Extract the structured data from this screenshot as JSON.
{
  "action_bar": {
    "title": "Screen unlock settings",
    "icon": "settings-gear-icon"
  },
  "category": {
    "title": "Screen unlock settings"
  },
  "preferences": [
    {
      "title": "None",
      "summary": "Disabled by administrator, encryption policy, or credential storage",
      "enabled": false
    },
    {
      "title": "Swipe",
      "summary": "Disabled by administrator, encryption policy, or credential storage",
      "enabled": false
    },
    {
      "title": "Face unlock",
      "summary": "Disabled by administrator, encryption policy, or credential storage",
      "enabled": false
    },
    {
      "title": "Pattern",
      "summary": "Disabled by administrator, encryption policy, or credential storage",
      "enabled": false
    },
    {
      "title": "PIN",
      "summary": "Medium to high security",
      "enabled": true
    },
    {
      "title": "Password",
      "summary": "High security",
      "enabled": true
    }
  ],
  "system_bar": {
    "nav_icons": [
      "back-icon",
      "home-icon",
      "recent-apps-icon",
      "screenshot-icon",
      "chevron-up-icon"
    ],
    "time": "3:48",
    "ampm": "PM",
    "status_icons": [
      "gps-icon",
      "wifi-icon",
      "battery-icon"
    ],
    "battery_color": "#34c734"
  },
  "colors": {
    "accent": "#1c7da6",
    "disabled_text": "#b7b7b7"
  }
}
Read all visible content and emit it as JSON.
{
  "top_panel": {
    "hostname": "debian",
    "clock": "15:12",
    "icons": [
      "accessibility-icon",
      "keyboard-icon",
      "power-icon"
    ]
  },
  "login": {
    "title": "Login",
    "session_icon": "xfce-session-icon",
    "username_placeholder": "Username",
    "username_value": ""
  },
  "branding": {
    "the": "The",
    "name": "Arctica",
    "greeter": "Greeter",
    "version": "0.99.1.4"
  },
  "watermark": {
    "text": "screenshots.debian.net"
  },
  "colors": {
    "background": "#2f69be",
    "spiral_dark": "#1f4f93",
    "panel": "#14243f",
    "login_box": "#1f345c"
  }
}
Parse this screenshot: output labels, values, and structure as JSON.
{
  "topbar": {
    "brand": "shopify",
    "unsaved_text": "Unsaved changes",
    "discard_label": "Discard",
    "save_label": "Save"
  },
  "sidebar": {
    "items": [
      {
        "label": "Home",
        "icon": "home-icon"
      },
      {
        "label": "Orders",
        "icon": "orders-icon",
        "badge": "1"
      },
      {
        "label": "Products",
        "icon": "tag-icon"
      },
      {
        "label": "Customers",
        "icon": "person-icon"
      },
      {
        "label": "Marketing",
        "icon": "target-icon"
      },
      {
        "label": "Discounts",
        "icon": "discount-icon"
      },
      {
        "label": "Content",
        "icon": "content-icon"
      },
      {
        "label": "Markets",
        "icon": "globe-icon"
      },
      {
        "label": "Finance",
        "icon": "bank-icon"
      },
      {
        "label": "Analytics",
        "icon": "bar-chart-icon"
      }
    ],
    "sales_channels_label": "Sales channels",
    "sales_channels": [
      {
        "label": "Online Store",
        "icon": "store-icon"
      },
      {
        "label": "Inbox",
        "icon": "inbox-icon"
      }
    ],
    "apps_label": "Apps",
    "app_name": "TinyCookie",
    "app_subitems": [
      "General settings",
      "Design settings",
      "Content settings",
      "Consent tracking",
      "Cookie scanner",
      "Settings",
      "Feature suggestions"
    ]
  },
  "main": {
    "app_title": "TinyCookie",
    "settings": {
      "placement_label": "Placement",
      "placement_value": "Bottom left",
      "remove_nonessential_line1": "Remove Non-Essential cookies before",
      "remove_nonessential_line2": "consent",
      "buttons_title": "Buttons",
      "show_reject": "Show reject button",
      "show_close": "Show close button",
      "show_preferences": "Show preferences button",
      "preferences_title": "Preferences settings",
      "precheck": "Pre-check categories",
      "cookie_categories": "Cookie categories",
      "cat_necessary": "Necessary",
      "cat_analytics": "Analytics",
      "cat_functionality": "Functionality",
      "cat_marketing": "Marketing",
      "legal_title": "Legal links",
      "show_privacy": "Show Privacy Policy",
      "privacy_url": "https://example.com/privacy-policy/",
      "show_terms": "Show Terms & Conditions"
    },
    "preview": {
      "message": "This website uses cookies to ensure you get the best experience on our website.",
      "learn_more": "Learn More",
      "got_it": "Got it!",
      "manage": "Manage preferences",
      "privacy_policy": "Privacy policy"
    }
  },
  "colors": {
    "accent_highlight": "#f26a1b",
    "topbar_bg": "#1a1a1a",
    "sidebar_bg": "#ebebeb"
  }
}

——————————

§ **YOUR TASK**:
What is needed here is an exact reproduction of all the entries.

§ **REPLY**:
Extract the structured data from this screenshot as JSON.
{
  "action_bar": {
    "title": "Screen unlock settings",
    "icon": "settings-gear-icon"
  },
  "category": {
    "title": "Screen unlock settings"
  },
  "preferences": [
    {
      "title": "None",
      "summary": "Disabled by administrator, encryption policy, or credential storage",
      "enabled": false
    },
    {
      "title": "Swipe",
      "summary": "Disabled by administrator, encryption policy, or credential storage",
      "enabled": false
    },
    {
      "title": "Face unlock",
      "summary": "Disabled by administrator, encryption policy, or credential storage",
      "enabled": false
    },
    {
      "title": "Pattern",
      "summary": "Disabled by administrator, encryption policy, or credential storage",
      "enabled": false
    },
    {
      "title": "PIN",
      "summary": "Medium to high security",
      "enabled": true
    },
    {
      "title": "Password",
      "summary": "High security",
      "enabled": true
    }
  ],
  "system_bar": {
    "nav_icons": [
      "back-icon",
      "home-icon",
      "recent-apps-icon",
      "screenshot-icon",
      "chevron-up-icon"
    ],
    "time": "3:48",
    "ampm": "PM",
    "status_icons": [
      "gps-icon",
      "wifi-icon",
      "battery-icon"
    ],
    "battery_color": "#34c734"
  },
  "colors": {
    "accent": "#1c7da6",
    "disabled_text": "#b7b7b7"
  }
}
Read all visible content and emit it as JSON.
{
  "top_panel": {
    "hostname": "debian",
    "clock": "15:12",
    "icons": [
      "accessibility-icon",
      "keyboard-icon",
      "power-icon"
    ]
  },
  "login": {
    "title": "Login",
    "session_icon": "xfce-session-icon",
    "username_placeholder": "Username",
    "username_value": ""
  },
  "branding": {
    "the": "The",
    "name": "Arctica",
    "greeter": "Greeter",
    "version": "0.99.1.4"
  },
  "watermark": {
    "text": "screenshots.debian.net"
  },
  "colors": {
    "background": "#2f69be",
    "spiral_dark": "#1f4f93",
    "panel": "#14243f",
    "login_box": "#1f345c"
  }
}
Parse this screenshot: output labels, values, and structure as JSON.
{
  "topbar": {
    "brand": "shopify",
    "unsaved_text": "Unsaved changes",
    "discard_label": "Discard",
    "save_label": "Save"
  },
  "sidebar": {
    "items": [
      {
        "label": "Home",
        "icon": "home-icon"
      },
      {
        "label": "Orders",
        "icon": "orders-icon",
        "badge": "1"
      },
      {
        "label": "Products",
        "icon": "tag-icon"
      },
      {
        "label": "Customers",
        "icon": "person-icon"
      },
      {
        "label": "Marketing",
        "icon": "target-icon"
      },
      {
        "label": "Discounts",
        "icon": "discount-icon"
      },
      {
        "label": "Content",
        "icon": "content-icon"
      },
      {
        "label": "Markets",
        "icon": "globe-icon"
      },
      {
        "label": "Finance",
        "icon": "bank-icon"
      },
      {
        "label": "Analytics",
        "icon": "bar-chart-icon"
      }
    ],
    "sales_channels_label": "Sales channels",
    "sales_channels": [
      {
        "label": "Online Store",
        "icon": "store-icon"
      },
      {
        "label": "Inbox",
        "icon": "inbox-icon"
      }
    ],
    "apps_label": "Apps",
    "app_name": "TinyCookie",
    "app_subitems": [
      "General settings",
      "Design settings",
      "Content settings",
      "Consent tracking",
      "Cookie scanner",
      "Settings",
      "Feature suggestions"
    ]
  },
  "main": {
    "app_title": "TinyCookie",
    "settings": {
      "placement_label": "Placement",
      "placement_value": "Bottom left",
      "remove_nonessential_line1": "Remove Non-Essential cookies before",
      "remove_nonessential_line2": "consent",
      "buttons_title": "Buttons",
      "show_reject": "Show reject button",
      "show_close": "Show close button",
      "show_preferences": "Show preferences button",
      "preferences_title": "Preferences settings",
      "precheck": "Pre-check categories",
      "cookie_categories": "Cookie categories",
      "cat_necessary": "Necessary",
      "cat_analytics": "Analytics",
      "cat_functionality": "Functionality",
      "cat_marketing": "Marketing",
      "legal_title": "Legal links",
      "show_privacy": "Show Privacy Policy",
      "privacy_url": "https://example.com/privacy-policy/",
      "show_terms": "Show Terms & Conditions"
    },
    "preview": {
      "message": "This website uses cookies to ensure you get the best experience on our website.",
      "learn_more": "Learn More",
      "got_it": "Got it!",
      "manage": "Manage preferences",
      "privacy_policy": "Privacy policy"
    }
  },
  "colors": {
    "accent_highlight": "#f26a1b",
    "topbar_bg": "#1a1a1a",
    "sidebar_bg": "#ebebeb"
  }
}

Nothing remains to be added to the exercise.